• [Written problem]
Each entry below should be echoed exactly, with pictures omitted.

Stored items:
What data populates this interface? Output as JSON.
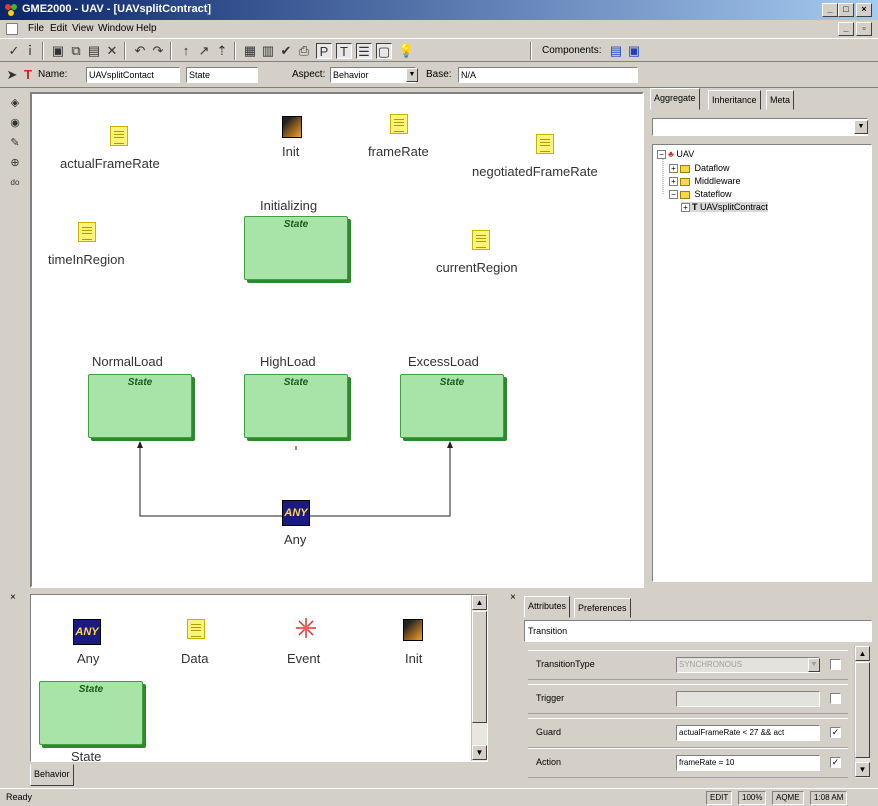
{
  "window": {
    "title": "GME2000 - UAV - [UAVsplitContract]",
    "minimize": "_",
    "restore": "□",
    "close": "×",
    "child_minimize": "_",
    "child_restore": "▫",
    "child_close": "×"
  },
  "menu": [
    "File",
    "Edit",
    "View",
    "Window",
    "Help"
  ],
  "toolbar": {
    "components_label": "Components:"
  },
  "namebar": {
    "name_label": "Name:",
    "name_value": "UAVsplitContact",
    "kind_value": "State",
    "aspect_label": "Aspect:",
    "aspect_value": "Behavior",
    "base_label": "Base:",
    "base_value": "N/A"
  },
  "canvas": {
    "data_nodes": [
      "actualFrameRate",
      "frameRate",
      "negotiatedFrameRate",
      "timeInRegion",
      "currentRegion"
    ],
    "init_label": "Init",
    "initializing_label": "Initializing",
    "states": [
      "NormalLoad",
      "HighLoad",
      "ExcessLoad"
    ],
    "state_tag": "State",
    "any_label": "Any",
    "any_icon_text": "ANY"
  },
  "browser": {
    "tabs": [
      "Aggregate",
      "Inheritance",
      "Meta"
    ],
    "tree": {
      "root": "UAV",
      "children": [
        "Dataflow",
        "Middleware",
        "Stateflow"
      ],
      "leaf": "UAVsplitContract"
    }
  },
  "parts": {
    "items": [
      "Any",
      "Data",
      "Event",
      "Init",
      "State"
    ],
    "any_icon_text": "ANY",
    "state_tag": "State",
    "tab": "Behavior"
  },
  "attributes": {
    "tabs": [
      "Attributes",
      "Preferences"
    ],
    "object_kind": "Transition",
    "rows": [
      {
        "label": "TransitionType",
        "value": "SYNCHRONOUS"
      },
      {
        "label": "Trigger",
        "value": ""
      },
      {
        "label": "Guard",
        "value": "actualFrameRate < 27 && act"
      },
      {
        "label": "Action",
        "value": "frameRate = 10"
      }
    ]
  },
  "status": {
    "ready": "Ready",
    "mode": "EDIT",
    "zoom": "100%",
    "paradigm": "AQME",
    "time": "1:08 AM"
  }
}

• [Result below]
What data populates this interface? Output as JSON.
{
  "window": {
    "title": "GME2000 - UAV - [UAVsplitContract]",
    "minimize": "_",
    "restore": "□",
    "close": "×",
    "child_minimize": "_",
    "child_restore": "▫",
    "child_close": "×"
  },
  "menu": [
    "File",
    "Edit",
    "View",
    "Window",
    "Help"
  ],
  "toolbar": {
    "components_label": "Components:"
  },
  "namebar": {
    "name_label": "Name:",
    "name_value": "UAVsplitContact",
    "kind_value": "State",
    "aspect_label": "Aspect:",
    "aspect_value": "Behavior",
    "base_label": "Base:",
    "base_value": "N/A"
  },
  "canvas": {
    "data_nodes": [
      "actualFrameRate",
      "frameRate",
      "negotiatedFrameRate",
      "timeInRegion",
      "currentRegion"
    ],
    "init_label": "Init",
    "initializing_label": "Initializing",
    "states": [
      "NormalLoad",
      "HighLoad",
      "ExcessLoad"
    ],
    "state_tag": "State",
    "any_label": "Any",
    "any_icon_text": "ANY"
  },
  "browser": {
    "tabs": [
      "Aggregate",
      "Inheritance",
      "Meta"
    ],
    "tree": {
      "root": "UAV",
      "children": [
        "Dataflow",
        "Middleware",
        "Stateflow"
      ],
      "leaf": "UAVsplitContract"
    }
  },
  "parts": {
    "items": [
      "Any",
      "Data",
      "Event",
      "Init",
      "State"
    ],
    "any_icon_text": "ANY",
    "state_tag": "State",
    "tab": "Behavior"
  },
  "attributes": {
    "tabs": [
      "Attributes",
      "Preferences"
    ],
    "object_kind": "Transition",
    "rows": [
      {
        "label": "TransitionType",
        "value": "SYNCHRONOUS"
      },
      {
        "label": "Trigger",
        "value": ""
      },
      {
        "label": "Guard",
        "value": "actualFrameRate < 27 && act"
      },
      {
        "label": "Action",
        "value": "frameRate = 10"
      }
    ]
  },
  "status": {
    "ready": "Ready",
    "mode": "EDIT",
    "zoom": "100%",
    "paradigm": "AQME",
    "time": "1:08 AM"
  }
}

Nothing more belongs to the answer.